• [Given instruction] Which lines of the records contain "frac"? Collect every one of them.

• [Input for this task]
'''

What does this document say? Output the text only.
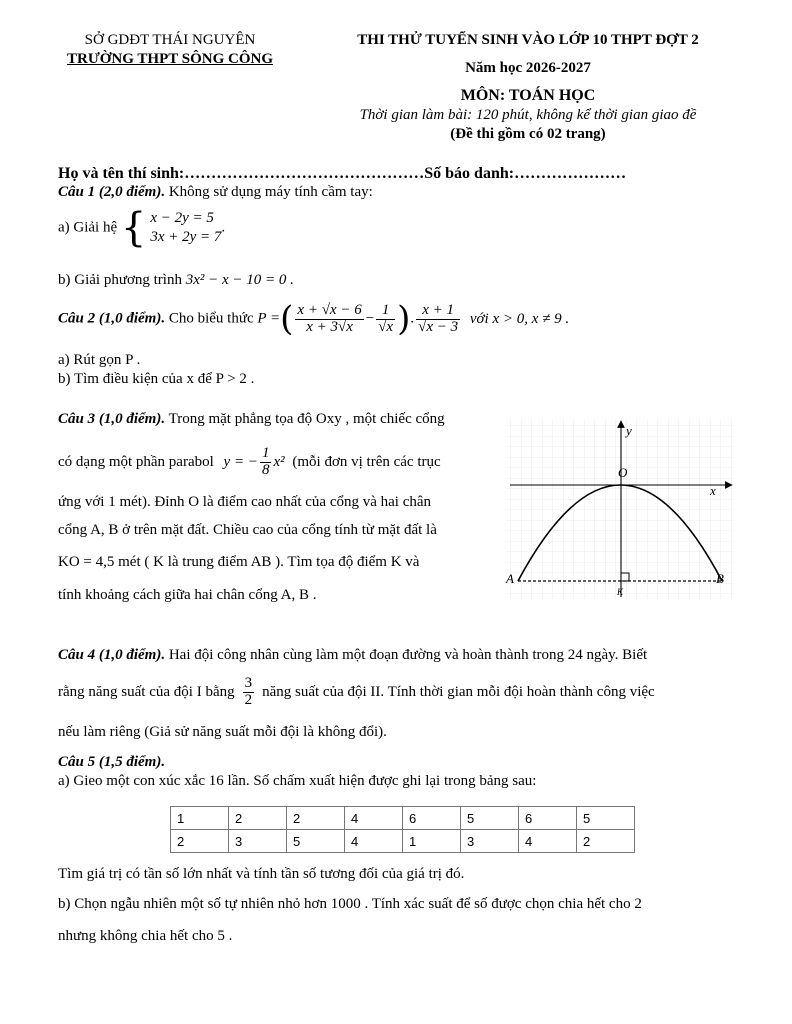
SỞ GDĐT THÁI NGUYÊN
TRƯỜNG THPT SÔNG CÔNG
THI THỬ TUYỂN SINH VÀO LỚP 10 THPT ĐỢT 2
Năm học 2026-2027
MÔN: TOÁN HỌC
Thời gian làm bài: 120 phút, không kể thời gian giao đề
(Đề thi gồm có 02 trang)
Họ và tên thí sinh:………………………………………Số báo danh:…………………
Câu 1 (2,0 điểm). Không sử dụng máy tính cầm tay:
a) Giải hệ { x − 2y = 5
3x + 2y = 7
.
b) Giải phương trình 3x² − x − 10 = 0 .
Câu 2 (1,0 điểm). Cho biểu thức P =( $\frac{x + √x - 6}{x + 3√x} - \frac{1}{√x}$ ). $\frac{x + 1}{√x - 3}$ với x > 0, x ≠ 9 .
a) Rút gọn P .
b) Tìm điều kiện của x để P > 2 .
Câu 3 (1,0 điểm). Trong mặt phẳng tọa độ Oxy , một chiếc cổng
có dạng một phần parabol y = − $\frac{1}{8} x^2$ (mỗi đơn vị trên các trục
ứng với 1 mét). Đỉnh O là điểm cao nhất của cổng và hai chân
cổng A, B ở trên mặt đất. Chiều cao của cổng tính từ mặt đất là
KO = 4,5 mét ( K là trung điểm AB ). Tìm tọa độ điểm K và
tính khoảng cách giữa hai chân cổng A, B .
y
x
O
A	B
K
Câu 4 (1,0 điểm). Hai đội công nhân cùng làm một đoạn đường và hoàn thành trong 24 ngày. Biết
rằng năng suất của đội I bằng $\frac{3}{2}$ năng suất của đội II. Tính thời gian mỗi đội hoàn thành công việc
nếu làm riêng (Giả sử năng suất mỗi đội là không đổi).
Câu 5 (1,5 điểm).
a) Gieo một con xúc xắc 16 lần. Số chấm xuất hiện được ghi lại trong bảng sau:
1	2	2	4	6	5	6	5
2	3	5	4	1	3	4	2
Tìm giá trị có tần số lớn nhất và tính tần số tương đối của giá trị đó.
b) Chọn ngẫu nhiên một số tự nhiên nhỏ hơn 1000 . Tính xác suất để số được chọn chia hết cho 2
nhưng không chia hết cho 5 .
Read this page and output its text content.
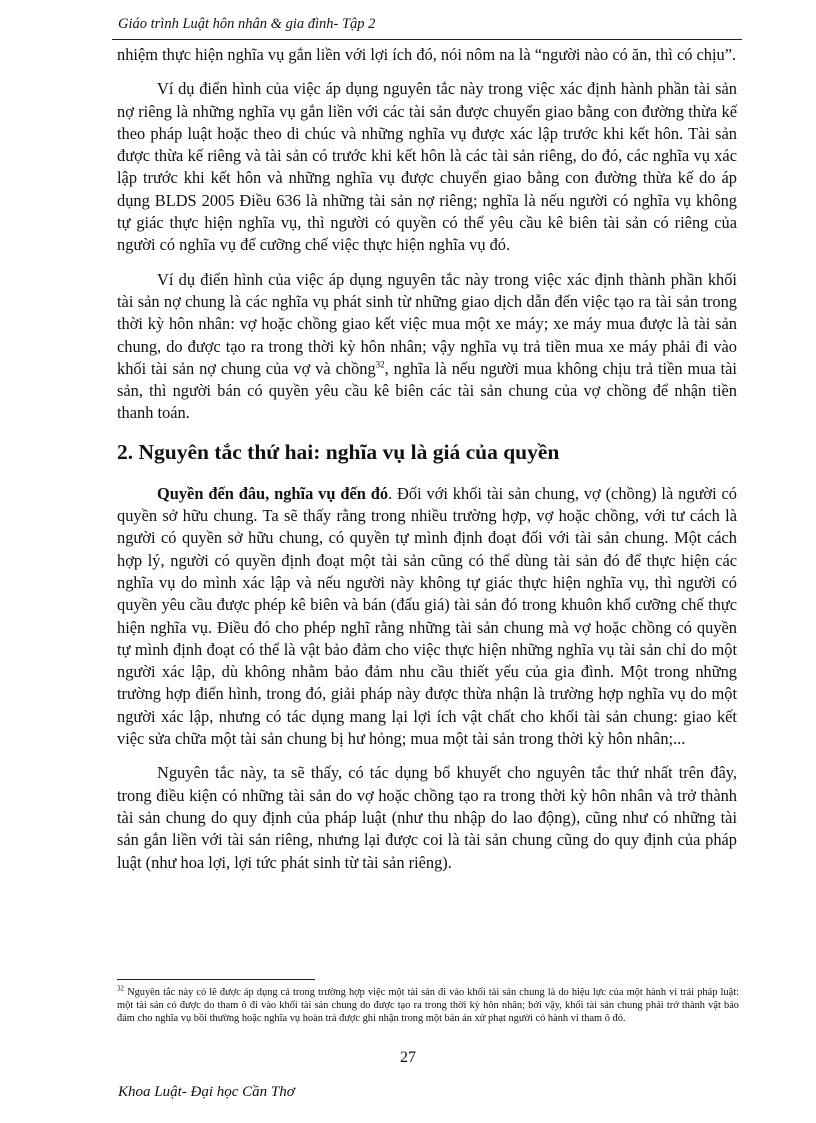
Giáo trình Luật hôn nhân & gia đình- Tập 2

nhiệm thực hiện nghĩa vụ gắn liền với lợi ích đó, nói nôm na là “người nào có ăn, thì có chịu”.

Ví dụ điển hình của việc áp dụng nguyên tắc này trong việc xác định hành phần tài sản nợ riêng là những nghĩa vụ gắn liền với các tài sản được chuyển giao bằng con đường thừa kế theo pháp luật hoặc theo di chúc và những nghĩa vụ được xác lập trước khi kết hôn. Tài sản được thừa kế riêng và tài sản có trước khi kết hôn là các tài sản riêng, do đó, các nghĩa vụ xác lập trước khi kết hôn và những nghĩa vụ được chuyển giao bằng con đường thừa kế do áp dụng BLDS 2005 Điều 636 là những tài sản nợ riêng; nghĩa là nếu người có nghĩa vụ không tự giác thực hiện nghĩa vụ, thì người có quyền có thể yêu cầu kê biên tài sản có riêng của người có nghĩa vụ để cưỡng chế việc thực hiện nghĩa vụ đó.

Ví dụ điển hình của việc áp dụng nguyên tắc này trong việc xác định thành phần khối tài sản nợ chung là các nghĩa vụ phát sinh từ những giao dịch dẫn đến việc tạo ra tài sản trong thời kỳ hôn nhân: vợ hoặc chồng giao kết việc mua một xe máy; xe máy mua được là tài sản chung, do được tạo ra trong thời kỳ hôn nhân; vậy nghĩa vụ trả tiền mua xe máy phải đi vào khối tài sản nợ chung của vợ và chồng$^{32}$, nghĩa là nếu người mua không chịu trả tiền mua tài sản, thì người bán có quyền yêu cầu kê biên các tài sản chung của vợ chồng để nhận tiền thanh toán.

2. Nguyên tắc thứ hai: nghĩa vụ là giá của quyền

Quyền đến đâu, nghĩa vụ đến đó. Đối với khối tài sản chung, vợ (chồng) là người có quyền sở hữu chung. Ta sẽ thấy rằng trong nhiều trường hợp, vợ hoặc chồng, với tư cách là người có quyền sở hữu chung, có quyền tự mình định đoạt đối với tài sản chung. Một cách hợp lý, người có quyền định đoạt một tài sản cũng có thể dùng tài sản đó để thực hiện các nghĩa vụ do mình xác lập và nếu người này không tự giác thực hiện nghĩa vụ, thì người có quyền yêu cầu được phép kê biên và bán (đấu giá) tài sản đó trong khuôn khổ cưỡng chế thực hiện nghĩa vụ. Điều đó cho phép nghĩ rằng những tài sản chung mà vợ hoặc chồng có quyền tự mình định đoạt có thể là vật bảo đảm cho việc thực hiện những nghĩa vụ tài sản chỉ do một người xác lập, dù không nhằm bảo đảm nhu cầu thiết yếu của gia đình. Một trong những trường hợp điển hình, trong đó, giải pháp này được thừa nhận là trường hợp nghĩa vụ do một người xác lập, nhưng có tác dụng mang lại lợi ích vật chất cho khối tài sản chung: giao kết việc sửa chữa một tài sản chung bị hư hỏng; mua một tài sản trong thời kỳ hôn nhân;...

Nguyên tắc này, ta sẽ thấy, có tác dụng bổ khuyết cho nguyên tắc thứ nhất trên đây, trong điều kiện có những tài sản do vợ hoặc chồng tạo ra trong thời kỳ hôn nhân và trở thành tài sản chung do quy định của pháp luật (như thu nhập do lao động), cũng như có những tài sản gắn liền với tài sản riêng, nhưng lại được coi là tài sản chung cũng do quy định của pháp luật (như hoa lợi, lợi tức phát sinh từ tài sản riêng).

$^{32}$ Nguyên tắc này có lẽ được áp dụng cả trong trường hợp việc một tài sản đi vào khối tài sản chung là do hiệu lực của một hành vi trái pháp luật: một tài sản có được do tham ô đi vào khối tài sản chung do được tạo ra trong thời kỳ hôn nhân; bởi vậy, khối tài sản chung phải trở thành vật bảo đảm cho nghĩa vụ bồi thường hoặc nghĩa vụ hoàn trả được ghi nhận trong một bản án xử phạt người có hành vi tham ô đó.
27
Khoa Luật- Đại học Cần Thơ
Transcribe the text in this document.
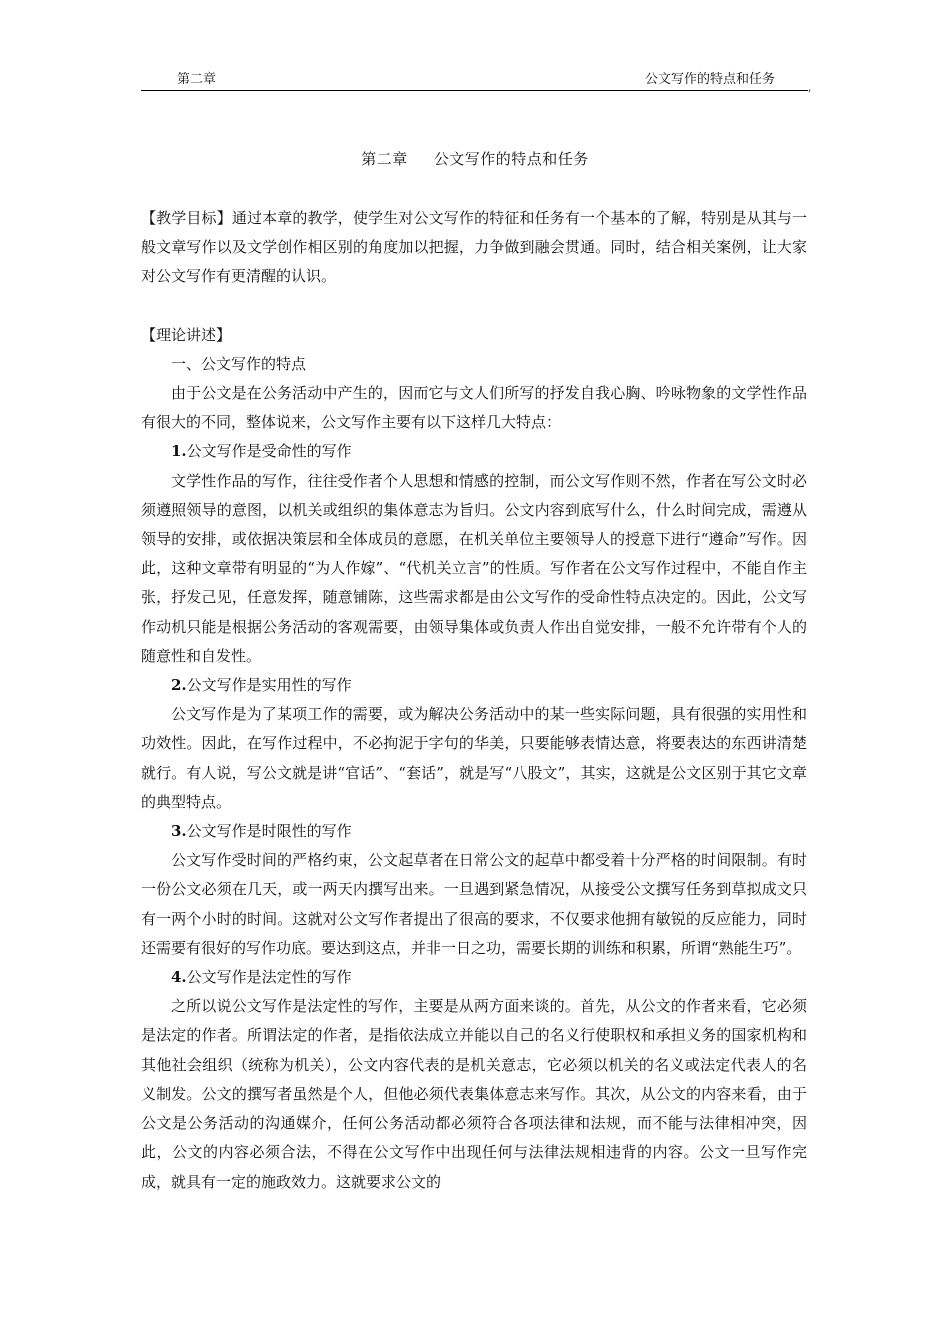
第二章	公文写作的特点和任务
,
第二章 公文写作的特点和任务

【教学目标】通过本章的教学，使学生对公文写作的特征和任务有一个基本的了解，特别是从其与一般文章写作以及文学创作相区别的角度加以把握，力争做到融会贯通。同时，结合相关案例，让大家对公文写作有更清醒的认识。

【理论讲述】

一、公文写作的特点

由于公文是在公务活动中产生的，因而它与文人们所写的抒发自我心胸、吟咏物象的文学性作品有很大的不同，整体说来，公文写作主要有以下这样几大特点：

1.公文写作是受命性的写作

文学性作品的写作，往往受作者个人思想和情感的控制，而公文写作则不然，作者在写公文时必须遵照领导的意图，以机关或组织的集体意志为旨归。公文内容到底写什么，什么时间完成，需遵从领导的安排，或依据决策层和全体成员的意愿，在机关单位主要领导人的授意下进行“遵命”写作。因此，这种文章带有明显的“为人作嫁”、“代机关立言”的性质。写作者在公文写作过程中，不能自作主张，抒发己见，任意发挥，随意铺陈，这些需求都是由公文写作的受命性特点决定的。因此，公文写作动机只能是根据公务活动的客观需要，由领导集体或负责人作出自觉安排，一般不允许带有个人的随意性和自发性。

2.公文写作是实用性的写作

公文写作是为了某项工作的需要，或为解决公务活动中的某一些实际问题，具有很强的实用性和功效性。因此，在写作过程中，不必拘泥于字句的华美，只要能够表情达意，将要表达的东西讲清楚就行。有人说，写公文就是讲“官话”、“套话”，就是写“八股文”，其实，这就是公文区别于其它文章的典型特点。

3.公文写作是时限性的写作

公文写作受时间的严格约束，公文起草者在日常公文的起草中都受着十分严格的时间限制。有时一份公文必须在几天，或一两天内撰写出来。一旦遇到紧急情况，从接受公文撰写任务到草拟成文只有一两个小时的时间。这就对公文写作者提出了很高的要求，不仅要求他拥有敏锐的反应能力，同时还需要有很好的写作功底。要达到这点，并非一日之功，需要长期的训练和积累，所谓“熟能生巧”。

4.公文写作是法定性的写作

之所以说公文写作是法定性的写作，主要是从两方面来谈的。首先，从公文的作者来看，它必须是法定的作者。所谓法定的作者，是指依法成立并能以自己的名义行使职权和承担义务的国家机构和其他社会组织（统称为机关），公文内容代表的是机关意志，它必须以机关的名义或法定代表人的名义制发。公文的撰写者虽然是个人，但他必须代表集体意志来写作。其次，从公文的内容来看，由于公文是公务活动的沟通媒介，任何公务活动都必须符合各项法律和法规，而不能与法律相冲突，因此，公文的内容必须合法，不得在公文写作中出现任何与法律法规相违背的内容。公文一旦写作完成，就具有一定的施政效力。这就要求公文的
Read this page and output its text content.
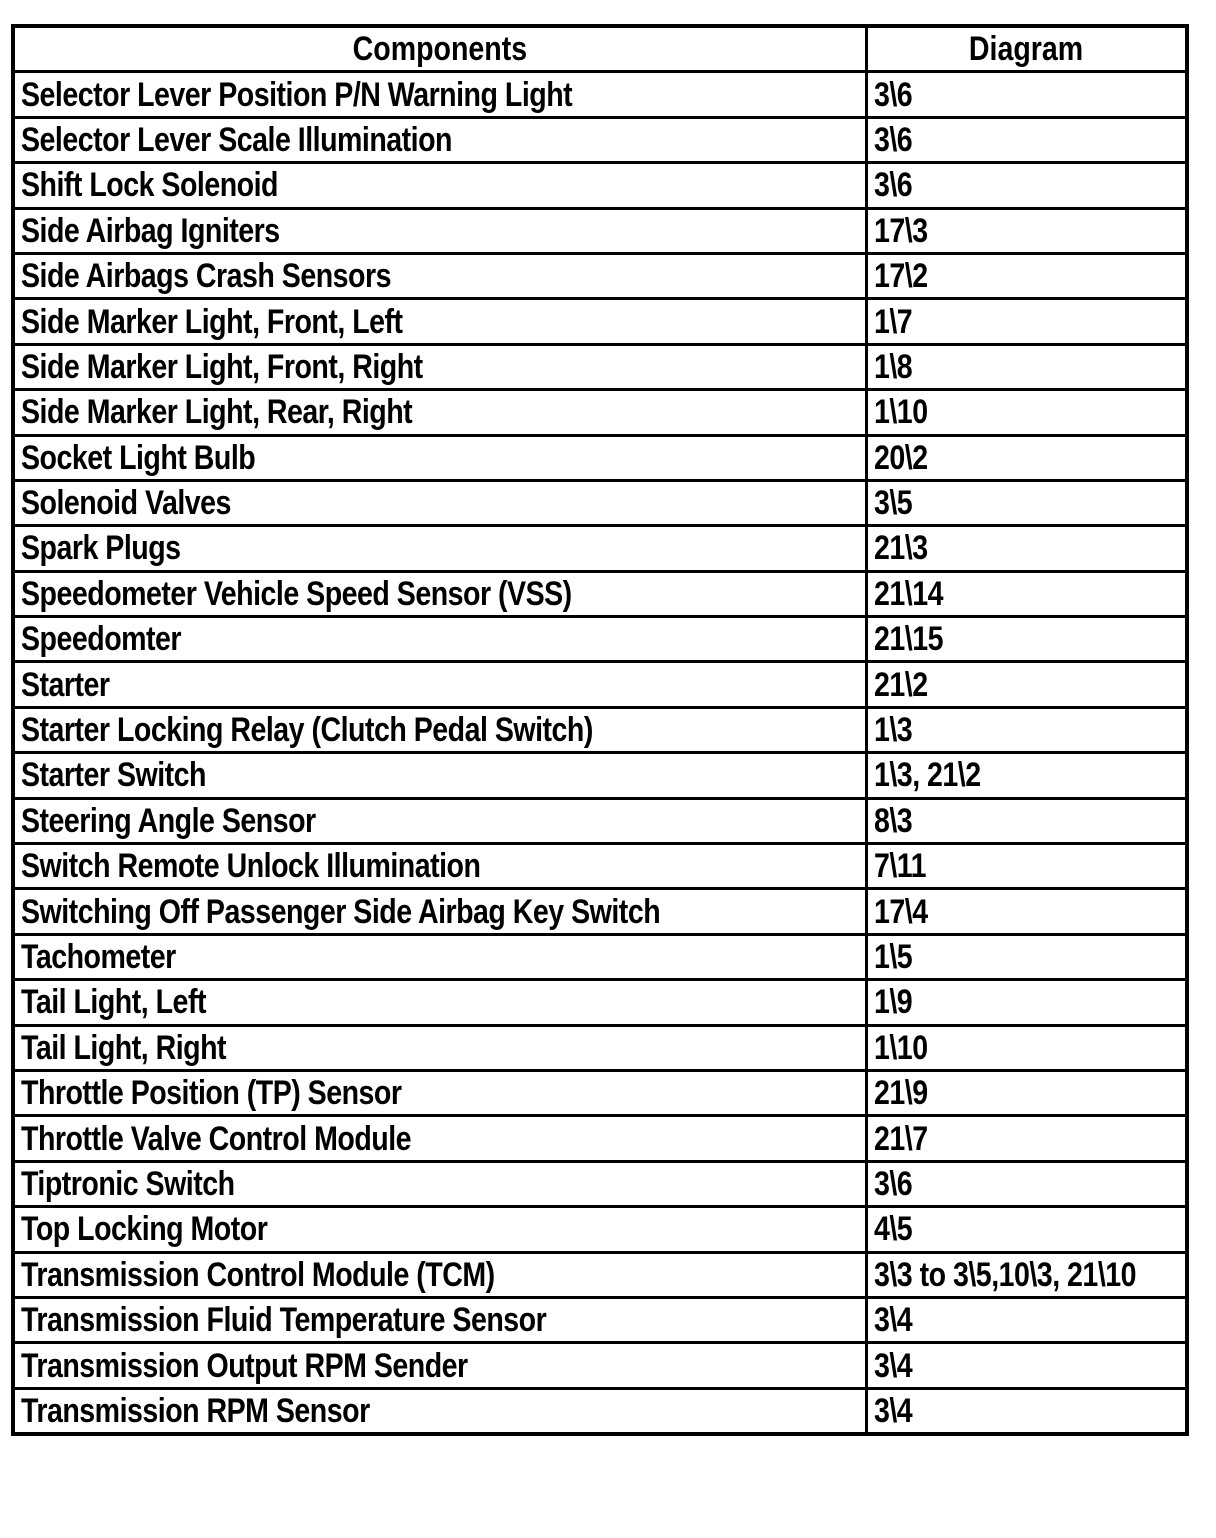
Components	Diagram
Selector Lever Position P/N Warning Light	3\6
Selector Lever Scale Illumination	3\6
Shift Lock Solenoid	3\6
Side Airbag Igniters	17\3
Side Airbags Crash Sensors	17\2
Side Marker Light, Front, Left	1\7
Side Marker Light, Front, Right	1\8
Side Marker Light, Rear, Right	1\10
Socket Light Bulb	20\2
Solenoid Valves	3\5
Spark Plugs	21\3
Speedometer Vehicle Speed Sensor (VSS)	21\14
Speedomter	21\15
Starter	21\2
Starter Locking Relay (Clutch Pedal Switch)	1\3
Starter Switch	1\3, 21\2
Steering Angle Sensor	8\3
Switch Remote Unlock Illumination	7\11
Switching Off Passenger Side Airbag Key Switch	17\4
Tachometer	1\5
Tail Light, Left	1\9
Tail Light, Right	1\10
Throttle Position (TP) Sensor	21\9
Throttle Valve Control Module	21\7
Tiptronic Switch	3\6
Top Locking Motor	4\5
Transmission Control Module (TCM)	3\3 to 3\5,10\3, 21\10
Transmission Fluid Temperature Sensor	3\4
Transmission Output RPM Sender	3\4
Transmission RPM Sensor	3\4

'''

• [Written solution]
Câu 2 (1,0 điểm). Cho biểu thức P =( $\frac{x + √x - 6}{x + 3√x} - \frac{1}{√x}$ ). $\frac{x + 1}{√x - 3}$ với x > 0, x ≠ 9 .
có dạng một phần parabol y = − $\frac{1}{8} x^2$ (mỗi đơn vị trên các trục
rằng năng suất của đội I bằng $\frac{3}{2}$ năng suất của đội II. Tính thời gian mỗi đội hoàn thành công việc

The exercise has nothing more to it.